§ Extracted data:
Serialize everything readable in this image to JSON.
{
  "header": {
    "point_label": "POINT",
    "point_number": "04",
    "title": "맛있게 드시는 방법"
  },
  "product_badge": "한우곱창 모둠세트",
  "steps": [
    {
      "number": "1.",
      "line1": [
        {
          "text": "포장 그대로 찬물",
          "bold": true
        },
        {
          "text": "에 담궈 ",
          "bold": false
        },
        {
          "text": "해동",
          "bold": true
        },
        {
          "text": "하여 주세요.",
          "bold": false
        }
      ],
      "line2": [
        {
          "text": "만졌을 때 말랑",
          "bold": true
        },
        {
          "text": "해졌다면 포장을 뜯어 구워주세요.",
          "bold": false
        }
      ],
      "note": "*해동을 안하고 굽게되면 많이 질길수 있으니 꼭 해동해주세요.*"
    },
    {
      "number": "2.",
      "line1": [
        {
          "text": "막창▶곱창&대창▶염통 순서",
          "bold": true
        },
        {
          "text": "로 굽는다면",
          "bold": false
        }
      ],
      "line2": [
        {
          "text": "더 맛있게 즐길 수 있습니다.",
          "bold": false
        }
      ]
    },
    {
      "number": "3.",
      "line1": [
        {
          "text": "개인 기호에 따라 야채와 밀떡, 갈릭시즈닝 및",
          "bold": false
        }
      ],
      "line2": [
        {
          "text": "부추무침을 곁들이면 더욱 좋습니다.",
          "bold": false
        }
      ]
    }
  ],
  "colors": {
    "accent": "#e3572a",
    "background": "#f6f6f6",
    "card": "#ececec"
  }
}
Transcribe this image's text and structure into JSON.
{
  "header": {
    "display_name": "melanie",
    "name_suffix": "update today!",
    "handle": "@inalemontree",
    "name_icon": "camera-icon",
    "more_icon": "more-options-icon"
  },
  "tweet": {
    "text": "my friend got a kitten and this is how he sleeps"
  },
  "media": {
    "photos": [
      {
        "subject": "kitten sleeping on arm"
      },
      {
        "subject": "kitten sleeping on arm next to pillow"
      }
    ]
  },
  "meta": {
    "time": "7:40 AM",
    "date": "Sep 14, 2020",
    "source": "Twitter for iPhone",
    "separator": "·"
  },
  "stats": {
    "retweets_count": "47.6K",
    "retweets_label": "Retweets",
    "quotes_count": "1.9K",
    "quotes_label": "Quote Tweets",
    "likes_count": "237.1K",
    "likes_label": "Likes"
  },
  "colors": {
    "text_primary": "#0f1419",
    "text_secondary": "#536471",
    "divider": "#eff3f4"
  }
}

§ Work to complete: Copy each record from above exactly, and include every line.

§ Solution below:
Serialize everything readable in this image to JSON.
{
  "header": {
    "point_label": "POINT",
    "point_number": "04",
    "title": "맛있게 드시는 방법"
  },
  "product_badge": "한우곱창 모둠세트",
  "steps": [
    {
      "number": "1.",
      "line1": [
        {
          "text": "포장 그대로 찬물",
          "bold": true
        },
        {
          "text": "에 담궈 ",
          "bold": false
        },
        {
          "text": "해동",
          "bold": true
        },
        {
          "text": "하여 주세요.",
          "bold": false
        }
      ],
      "line2": [
        {
          "text": "만졌을 때 말랑",
          "bold": true
        },
        {
          "text": "해졌다면 포장을 뜯어 구워주세요.",
          "bold": false
        }
      ],
      "note": "*해동을 안하고 굽게되면 많이 질길수 있으니 꼭 해동해주세요.*"
    },
    {
      "number": "2.",
      "line1": [
        {
          "text": "막창▶곱창&대창▶염통 순서",
          "bold": true
        },
        {
          "text": "로 굽는다면",
          "bold": false
        }
      ],
      "line2": [
        {
          "text": "더 맛있게 즐길 수 있습니다.",
          "bold": false
        }
      ]
    },
    {
      "number": "3.",
      "line1": [
        {
          "text": "개인 기호에 따라 야채와 밀떡, 갈릭시즈닝 및",
          "bold": false
        }
      ],
      "line2": [
        {
          "text": "부추무침을 곁들이면 더욱 좋습니다.",
          "bold": false
        }
      ]
    }
  ],
  "colors": {
    "accent": "#e3572a",
    "background": "#f6f6f6",
    "card": "#ececec"
  }
}
Transcribe this image's text and structure into JSON.
{
  "header": {
    "display_name": "melanie",
    "name_suffix": "update today!",
    "handle": "@inalemontree",
    "name_icon": "camera-icon",
    "more_icon": "more-options-icon"
  },
  "tweet": {
    "text": "my friend got a kitten and this is how he sleeps"
  },
  "media": {
    "photos": [
      {
        "subject": "kitten sleeping on arm"
      },
      {
        "subject": "kitten sleeping on arm next to pillow"
      }
    ]
  },
  "meta": {
    "time": "7:40 AM",
    "date": "Sep 14, 2020",
    "source": "Twitter for iPhone",
    "separator": "·"
  },
  "stats": {
    "retweets_count": "47.6K",
    "retweets_label": "Retweets",
    "quotes_count": "1.9K",
    "quotes_label": "Quote Tweets",
    "likes_count": "237.1K",
    "likes_label": "Likes"
  },
  "colors": {
    "text_primary": "#0f1419",
    "text_secondary": "#536471",
    "divider": "#eff3f4"
  }
}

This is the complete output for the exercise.